### Exercise
Return each line of the material verbatim.

-- Begin --

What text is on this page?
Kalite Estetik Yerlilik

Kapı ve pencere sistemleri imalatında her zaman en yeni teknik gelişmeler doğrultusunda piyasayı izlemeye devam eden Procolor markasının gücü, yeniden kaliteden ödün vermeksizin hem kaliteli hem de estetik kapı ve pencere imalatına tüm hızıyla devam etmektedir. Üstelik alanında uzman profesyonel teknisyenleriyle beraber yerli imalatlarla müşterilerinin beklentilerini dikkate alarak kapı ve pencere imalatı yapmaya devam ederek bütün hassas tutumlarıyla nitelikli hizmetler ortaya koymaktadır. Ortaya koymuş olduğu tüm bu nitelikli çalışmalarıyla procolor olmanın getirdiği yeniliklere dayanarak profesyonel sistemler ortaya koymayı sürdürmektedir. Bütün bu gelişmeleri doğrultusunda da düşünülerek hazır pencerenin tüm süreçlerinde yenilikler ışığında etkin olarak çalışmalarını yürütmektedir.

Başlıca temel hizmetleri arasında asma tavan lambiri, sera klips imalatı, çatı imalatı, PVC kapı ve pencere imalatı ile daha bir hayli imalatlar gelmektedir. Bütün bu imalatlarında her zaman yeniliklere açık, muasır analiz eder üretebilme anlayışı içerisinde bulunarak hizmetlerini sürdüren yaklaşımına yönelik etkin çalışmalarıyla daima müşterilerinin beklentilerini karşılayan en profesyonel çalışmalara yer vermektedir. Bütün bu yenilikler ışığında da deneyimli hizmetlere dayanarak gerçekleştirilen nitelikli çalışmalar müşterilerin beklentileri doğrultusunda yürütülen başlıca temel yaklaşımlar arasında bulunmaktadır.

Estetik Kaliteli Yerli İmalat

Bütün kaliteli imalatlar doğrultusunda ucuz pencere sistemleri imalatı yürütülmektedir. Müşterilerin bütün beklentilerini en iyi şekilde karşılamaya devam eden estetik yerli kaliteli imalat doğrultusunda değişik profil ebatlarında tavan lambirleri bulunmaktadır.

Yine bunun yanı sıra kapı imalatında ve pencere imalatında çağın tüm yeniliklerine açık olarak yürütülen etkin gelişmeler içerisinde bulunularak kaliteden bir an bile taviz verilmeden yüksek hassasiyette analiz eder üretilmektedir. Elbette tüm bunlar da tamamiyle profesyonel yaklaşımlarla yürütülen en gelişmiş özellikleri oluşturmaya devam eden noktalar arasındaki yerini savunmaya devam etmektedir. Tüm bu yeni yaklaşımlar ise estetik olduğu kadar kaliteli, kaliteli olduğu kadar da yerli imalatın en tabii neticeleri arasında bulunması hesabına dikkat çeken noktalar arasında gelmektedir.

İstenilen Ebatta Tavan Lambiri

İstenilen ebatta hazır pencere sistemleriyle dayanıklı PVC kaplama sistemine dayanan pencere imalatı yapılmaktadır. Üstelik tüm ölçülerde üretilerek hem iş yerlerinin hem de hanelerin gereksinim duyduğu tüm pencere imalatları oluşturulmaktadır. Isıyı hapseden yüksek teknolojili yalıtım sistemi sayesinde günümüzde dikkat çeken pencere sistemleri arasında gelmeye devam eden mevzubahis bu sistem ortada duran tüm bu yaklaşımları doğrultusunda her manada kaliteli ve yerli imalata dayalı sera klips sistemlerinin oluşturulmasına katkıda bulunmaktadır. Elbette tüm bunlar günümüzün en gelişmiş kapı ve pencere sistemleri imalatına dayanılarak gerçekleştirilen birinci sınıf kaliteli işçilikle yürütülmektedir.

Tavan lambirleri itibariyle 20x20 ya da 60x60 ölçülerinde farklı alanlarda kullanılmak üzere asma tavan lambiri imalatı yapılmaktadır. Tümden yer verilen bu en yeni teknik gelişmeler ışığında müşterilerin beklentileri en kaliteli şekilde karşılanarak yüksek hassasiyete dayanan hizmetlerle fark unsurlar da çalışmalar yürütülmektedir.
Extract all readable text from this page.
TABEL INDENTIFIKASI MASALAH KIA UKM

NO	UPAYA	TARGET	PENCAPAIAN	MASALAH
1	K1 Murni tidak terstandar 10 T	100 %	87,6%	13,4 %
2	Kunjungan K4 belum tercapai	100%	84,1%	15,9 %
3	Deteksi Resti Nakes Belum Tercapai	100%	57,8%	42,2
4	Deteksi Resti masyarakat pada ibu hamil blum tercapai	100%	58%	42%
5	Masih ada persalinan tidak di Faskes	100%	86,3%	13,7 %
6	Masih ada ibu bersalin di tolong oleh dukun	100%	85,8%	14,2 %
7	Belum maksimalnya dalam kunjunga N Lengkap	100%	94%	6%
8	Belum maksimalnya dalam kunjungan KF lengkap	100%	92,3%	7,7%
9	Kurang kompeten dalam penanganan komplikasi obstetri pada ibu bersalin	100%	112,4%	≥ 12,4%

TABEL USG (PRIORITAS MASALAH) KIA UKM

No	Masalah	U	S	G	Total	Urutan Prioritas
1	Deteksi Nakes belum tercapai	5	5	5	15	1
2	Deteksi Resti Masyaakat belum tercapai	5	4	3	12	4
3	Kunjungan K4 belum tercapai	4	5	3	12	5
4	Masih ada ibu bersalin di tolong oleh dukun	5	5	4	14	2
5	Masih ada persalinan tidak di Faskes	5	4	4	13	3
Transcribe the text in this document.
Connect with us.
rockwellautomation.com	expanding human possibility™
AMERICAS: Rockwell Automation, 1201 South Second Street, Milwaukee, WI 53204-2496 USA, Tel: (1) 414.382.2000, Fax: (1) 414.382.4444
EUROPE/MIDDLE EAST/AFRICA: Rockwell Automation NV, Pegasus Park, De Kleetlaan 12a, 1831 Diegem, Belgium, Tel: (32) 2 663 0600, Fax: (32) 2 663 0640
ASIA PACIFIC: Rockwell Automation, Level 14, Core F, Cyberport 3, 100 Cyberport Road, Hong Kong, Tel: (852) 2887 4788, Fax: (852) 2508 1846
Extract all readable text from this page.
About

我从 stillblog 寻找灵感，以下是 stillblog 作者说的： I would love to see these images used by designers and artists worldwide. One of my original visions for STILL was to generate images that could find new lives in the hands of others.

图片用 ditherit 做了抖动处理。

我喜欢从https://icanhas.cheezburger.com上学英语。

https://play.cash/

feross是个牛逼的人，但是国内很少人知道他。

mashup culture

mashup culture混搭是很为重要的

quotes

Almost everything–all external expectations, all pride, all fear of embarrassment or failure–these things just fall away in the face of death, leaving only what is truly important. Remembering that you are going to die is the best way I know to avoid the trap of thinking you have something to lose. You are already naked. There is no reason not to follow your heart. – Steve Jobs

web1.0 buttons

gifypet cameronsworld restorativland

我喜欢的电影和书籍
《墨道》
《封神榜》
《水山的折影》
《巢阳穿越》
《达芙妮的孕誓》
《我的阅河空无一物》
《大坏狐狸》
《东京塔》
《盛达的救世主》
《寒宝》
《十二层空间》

-- End --

### Full response
What text is on this page?
Kalite Estetik Yerlilik

Kapı ve pencere sistemleri imalatında her zaman en yeni teknik gelişmeler doğrultusunda piyasayı izlemeye devam eden Procolor markasının gücü, yeniden kaliteden ödün vermeksizin hem kaliteli hem de estetik kapı ve pencere imalatına tüm hızıyla devam etmektedir. Üstelik alanında uzman profesyonel teknisyenleriyle beraber yerli imalatlarla müşterilerinin beklentilerini dikkate alarak kapı ve pencere imalatı yapmaya devam ederek bütün hassas tutumlarıyla nitelikli hizmetler ortaya koymaktadır. Ortaya koymuş olduğu tüm bu nitelikli çalışmalarıyla procolor olmanın getirdiği yeniliklere dayanarak profesyonel sistemler ortaya koymayı sürdürmektedir. Bütün bu gelişmeleri doğrultusunda da düşünülerek hazır pencerenin tüm süreçlerinde yenilikler ışığında etkin olarak çalışmalarını yürütmektedir.

Başlıca temel hizmetleri arasında asma tavan lambiri, sera klips imalatı, çatı imalatı, PVC kapı ve pencere imalatı ile daha bir hayli imalatlar gelmektedir. Bütün bu imalatlarında her zaman yeniliklere açık, muasır analiz eder üretebilme anlayışı içerisinde bulunarak hizmetlerini sürdüren yaklaşımına yönelik etkin çalışmalarıyla daima müşterilerinin beklentilerini karşılayan en profesyonel çalışmalara yer vermektedir. Bütün bu yenilikler ışığında da deneyimli hizmetlere dayanarak gerçekleştirilen nitelikli çalışmalar müşterilerin beklentileri doğrultusunda yürütülen başlıca temel yaklaşımlar arasında bulunmaktadır.

Estetik Kaliteli Yerli İmalat

Bütün kaliteli imalatlar doğrultusunda ucuz pencere sistemleri imalatı yürütülmektedir. Müşterilerin bütün beklentilerini en iyi şekilde karşılamaya devam eden estetik yerli kaliteli imalat doğrultusunda değişik profil ebatlarında tavan lambirleri bulunmaktadır.

Yine bunun yanı sıra kapı imalatında ve pencere imalatında çağın tüm yeniliklerine açık olarak yürütülen etkin gelişmeler içerisinde bulunularak kaliteden bir an bile taviz verilmeden yüksek hassasiyette analiz eder üretilmektedir. Elbette tüm bunlar da tamamiyle profesyonel yaklaşımlarla yürütülen en gelişmiş özellikleri oluşturmaya devam eden noktalar arasındaki yerini savunmaya devam etmektedir. Tüm bu yeni yaklaşımlar ise estetik olduğu kadar kaliteli, kaliteli olduğu kadar da yerli imalatın en tabii neticeleri arasında bulunması hesabına dikkat çeken noktalar arasında gelmektedir.

İstenilen Ebatta Tavan Lambiri

İstenilen ebatta hazır pencere sistemleriyle dayanıklı PVC kaplama sistemine dayanan pencere imalatı yapılmaktadır. Üstelik tüm ölçülerde üretilerek hem iş yerlerinin hem de hanelerin gereksinim duyduğu tüm pencere imalatları oluşturulmaktadır. Isıyı hapseden yüksek teknolojili yalıtım sistemi sayesinde günümüzde dikkat çeken pencere sistemleri arasında gelmeye devam eden mevzubahis bu sistem ortada duran tüm bu yaklaşımları doğrultusunda her manada kaliteli ve yerli imalata dayalı sera klips sistemlerinin oluşturulmasına katkıda bulunmaktadır. Elbette tüm bunlar günümüzün en gelişmiş kapı ve pencere sistemleri imalatına dayanılarak gerçekleştirilen birinci sınıf kaliteli işçilikle yürütülmektedir.

Tavan lambirleri itibariyle 20x20 ya da 60x60 ölçülerinde farklı alanlarda kullanılmak üzere asma tavan lambiri imalatı yapılmaktadır. Tümden yer verilen bu en yeni teknik gelişmeler ışığında müşterilerin beklentileri en kaliteli şekilde karşılanarak yüksek hassasiyete dayanan hizmetlerle fark unsurlar da çalışmalar yürütülmektedir.
Extract all readable text from this page.
TABEL INDENTIFIKASI MASALAH KIA UKM

NO	UPAYA	TARGET	PENCAPAIAN	MASALAH
1	K1 Murni tidak terstandar 10 T	100 %	87,6%	13,4 %
2	Kunjungan K4 belum tercapai	100%	84,1%	15,9 %
3	Deteksi Resti Nakes Belum Tercapai	100%	57,8%	42,2
4	Deteksi Resti masyarakat pada ibu hamil blum tercapai	100%	58%	42%
5	Masih ada persalinan tidak di Faskes	100%	86,3%	13,7 %
6	Masih ada ibu bersalin di tolong oleh dukun	100%	85,8%	14,2 %
7	Belum maksimalnya dalam kunjunga N Lengkap	100%	94%	6%
8	Belum maksimalnya dalam kunjungan KF lengkap	100%	92,3%	7,7%
9	Kurang kompeten dalam penanganan komplikasi obstetri pada ibu bersalin	100%	112,4%	≥ 12,4%

TABEL USG (PRIORITAS MASALAH) KIA UKM

No	Masalah	U	S	G	Total	Urutan Prioritas
1	Deteksi Nakes belum tercapai	5	5	5	15	1
2	Deteksi Resti Masyaakat belum tercapai	5	4	3	12	4
3	Kunjungan K4 belum tercapai	4	5	3	12	5
4	Masih ada ibu bersalin di tolong oleh dukun	5	5	4	14	2
5	Masih ada persalinan tidak di Faskes	5	4	4	13	3
Transcribe the text in this document.
Connect with us.
rockwellautomation.com	expanding human possibility™
AMERICAS: Rockwell Automation, 1201 South Second Street, Milwaukee, WI 53204-2496 USA, Tel: (1) 414.382.2000, Fax: (1) 414.382.4444
EUROPE/MIDDLE EAST/AFRICA: Rockwell Automation NV, Pegasus Park, De Kleetlaan 12a, 1831 Diegem, Belgium, Tel: (32) 2 663 0600, Fax: (32) 2 663 0640
ASIA PACIFIC: Rockwell Automation, Level 14, Core F, Cyberport 3, 100 Cyberport Road, Hong Kong, Tel: (852) 2887 4788, Fax: (852) 2508 1846
Extract all readable text from this page.
About

我从 stillblog 寻找灵感，以下是 stillblog 作者说的： I would love to see these images used by designers and artists worldwide. One of my original visions for STILL was to generate images that could find new lives in the hands of others.

图片用 ditherit 做了抖动处理。

我喜欢从https://icanhas.cheezburger.com上学英语。

https://play.cash/

feross是个牛逼的人，但是国内很少人知道他。

mashup culture

mashup culture混搭是很为重要的

quotes

Almost everything–all external expectations, all pride, all fear of embarrassment or failure–these things just fall away in the face of death, leaving only what is truly important. Remembering that you are going to die is the best way I know to avoid the trap of thinking you have something to lose. You are already naked. There is no reason not to follow your heart. – Steve Jobs

web1.0 buttons

gifypet cameronsworld restorativland

我喜欢的电影和书籍
《墨道》
《封神榜》
《水山的折影》
《巢阳穿越》
《达芙妮的孕誓》
《我的阅河空无一物》
《大坏狐狸》
《东京塔》
《盛达的救世主》
《寒宝》
《十二层空间》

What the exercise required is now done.